Extracted records
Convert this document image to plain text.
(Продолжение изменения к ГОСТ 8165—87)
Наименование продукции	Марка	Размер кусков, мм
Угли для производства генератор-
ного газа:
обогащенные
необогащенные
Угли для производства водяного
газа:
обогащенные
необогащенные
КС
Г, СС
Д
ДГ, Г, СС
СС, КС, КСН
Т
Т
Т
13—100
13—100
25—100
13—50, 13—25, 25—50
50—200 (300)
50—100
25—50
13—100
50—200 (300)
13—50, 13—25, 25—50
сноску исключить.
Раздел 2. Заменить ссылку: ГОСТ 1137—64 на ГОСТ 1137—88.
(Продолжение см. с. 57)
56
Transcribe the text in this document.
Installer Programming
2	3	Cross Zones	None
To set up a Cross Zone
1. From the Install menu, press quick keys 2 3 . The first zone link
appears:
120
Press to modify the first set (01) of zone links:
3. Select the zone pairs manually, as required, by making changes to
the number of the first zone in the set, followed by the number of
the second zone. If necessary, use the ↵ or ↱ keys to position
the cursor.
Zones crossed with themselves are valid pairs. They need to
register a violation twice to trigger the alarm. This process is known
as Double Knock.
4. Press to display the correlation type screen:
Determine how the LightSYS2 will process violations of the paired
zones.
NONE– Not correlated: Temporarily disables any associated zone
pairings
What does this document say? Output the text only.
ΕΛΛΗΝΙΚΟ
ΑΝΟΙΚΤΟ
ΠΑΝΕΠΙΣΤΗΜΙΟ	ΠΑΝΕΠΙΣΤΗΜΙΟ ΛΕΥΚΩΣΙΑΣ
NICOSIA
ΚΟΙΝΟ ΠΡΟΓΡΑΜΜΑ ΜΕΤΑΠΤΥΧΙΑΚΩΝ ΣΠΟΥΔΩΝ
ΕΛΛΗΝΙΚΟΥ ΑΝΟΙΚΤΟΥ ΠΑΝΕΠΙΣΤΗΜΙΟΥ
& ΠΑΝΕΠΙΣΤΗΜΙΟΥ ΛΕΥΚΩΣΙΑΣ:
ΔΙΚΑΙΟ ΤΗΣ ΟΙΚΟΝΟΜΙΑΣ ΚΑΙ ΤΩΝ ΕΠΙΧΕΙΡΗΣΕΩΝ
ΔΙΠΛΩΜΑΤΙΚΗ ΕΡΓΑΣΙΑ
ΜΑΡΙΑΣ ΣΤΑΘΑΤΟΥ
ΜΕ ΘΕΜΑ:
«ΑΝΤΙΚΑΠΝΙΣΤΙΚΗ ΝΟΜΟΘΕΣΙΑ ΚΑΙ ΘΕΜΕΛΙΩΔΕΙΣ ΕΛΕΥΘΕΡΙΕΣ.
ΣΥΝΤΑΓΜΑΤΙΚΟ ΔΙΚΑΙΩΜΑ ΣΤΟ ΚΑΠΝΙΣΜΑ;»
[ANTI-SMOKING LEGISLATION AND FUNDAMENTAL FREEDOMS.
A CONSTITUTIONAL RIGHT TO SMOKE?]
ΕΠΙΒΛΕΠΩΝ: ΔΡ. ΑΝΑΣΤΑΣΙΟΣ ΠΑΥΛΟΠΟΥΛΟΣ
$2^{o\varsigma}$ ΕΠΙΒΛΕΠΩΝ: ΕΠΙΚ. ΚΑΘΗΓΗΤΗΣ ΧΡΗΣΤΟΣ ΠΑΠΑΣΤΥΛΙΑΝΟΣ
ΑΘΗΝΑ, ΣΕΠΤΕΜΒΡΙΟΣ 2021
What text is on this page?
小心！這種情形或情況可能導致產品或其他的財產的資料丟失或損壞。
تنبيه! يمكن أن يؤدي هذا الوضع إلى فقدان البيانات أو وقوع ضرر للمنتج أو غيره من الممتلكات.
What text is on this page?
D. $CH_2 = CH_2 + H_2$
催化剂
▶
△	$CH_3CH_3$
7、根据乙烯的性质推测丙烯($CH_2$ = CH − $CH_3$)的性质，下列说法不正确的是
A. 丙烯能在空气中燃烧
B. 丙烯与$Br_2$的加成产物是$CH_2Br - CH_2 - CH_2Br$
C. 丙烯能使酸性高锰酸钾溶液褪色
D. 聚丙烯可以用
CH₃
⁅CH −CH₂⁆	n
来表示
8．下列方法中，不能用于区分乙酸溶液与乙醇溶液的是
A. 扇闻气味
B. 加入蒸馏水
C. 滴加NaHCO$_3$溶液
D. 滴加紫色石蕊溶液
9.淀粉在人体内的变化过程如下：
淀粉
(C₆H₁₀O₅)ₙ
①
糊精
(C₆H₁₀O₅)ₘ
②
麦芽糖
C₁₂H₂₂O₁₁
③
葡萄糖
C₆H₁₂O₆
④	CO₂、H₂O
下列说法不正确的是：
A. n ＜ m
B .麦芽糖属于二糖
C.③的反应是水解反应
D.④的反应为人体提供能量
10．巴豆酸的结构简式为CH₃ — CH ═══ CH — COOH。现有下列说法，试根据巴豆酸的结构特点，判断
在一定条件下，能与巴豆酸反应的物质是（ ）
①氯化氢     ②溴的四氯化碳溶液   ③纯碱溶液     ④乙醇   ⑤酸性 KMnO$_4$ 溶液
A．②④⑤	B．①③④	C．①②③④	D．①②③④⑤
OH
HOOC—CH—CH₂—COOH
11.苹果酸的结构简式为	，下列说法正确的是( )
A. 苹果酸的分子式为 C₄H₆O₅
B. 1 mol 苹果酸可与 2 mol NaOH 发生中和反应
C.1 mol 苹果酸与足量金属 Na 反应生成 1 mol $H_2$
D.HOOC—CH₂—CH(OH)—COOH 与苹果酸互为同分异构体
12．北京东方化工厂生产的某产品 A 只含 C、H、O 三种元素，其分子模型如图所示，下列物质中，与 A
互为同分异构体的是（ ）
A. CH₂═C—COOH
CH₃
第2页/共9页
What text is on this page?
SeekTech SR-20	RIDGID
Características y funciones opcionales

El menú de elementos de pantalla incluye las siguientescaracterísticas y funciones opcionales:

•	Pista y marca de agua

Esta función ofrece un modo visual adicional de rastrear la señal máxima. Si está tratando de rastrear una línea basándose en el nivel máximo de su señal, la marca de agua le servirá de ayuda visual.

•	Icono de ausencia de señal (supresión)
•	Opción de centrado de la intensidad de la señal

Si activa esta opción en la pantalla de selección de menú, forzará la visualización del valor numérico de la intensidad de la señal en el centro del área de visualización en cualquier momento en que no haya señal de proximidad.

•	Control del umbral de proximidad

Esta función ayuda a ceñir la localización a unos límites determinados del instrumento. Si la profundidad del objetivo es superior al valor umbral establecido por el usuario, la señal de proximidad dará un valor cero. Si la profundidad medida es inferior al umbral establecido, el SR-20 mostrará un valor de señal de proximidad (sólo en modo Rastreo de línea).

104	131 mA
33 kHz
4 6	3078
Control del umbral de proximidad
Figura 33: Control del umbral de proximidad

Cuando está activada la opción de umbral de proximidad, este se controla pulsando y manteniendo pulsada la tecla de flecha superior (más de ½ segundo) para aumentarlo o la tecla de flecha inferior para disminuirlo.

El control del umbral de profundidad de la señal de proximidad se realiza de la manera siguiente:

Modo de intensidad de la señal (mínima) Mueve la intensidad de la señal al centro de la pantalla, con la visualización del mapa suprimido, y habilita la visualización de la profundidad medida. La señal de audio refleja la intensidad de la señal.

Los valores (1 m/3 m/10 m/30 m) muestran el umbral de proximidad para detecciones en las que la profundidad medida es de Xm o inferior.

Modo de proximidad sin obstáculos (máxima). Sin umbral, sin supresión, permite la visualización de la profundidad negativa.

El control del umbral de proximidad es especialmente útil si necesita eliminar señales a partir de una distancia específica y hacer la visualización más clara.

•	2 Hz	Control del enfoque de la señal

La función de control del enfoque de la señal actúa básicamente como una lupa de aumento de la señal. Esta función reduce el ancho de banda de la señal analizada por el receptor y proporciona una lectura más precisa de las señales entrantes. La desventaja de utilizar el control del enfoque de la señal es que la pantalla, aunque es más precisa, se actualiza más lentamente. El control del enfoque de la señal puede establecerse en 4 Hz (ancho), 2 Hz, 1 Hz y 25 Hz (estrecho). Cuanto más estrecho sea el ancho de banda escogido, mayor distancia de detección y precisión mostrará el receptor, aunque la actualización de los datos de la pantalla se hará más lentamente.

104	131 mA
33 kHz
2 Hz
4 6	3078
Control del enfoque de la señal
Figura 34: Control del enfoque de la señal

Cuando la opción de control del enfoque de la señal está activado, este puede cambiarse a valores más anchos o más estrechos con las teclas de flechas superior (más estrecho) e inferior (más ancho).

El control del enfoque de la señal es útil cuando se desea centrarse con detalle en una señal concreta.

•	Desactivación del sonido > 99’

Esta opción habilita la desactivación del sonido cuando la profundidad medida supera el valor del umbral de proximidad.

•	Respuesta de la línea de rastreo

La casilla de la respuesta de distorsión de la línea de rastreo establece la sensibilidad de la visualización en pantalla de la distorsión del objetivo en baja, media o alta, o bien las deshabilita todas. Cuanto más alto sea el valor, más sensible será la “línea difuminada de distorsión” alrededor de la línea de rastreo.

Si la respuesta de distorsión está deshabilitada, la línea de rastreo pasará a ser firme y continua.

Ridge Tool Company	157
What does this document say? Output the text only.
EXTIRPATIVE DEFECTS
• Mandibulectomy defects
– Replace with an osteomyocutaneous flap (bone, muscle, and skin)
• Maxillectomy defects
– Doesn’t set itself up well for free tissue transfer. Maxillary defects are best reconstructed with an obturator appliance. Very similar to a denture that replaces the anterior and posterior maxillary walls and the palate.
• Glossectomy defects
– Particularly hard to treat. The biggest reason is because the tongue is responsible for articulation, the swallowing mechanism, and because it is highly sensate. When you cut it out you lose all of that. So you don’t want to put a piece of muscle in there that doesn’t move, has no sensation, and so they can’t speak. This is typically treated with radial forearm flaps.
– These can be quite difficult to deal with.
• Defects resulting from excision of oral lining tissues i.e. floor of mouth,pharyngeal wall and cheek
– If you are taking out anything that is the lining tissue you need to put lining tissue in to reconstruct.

--- STATED PROBLEM ---
Tell how many lines of the material above hold "Figura", answering with a bare number.

--- THE REPLY ---
2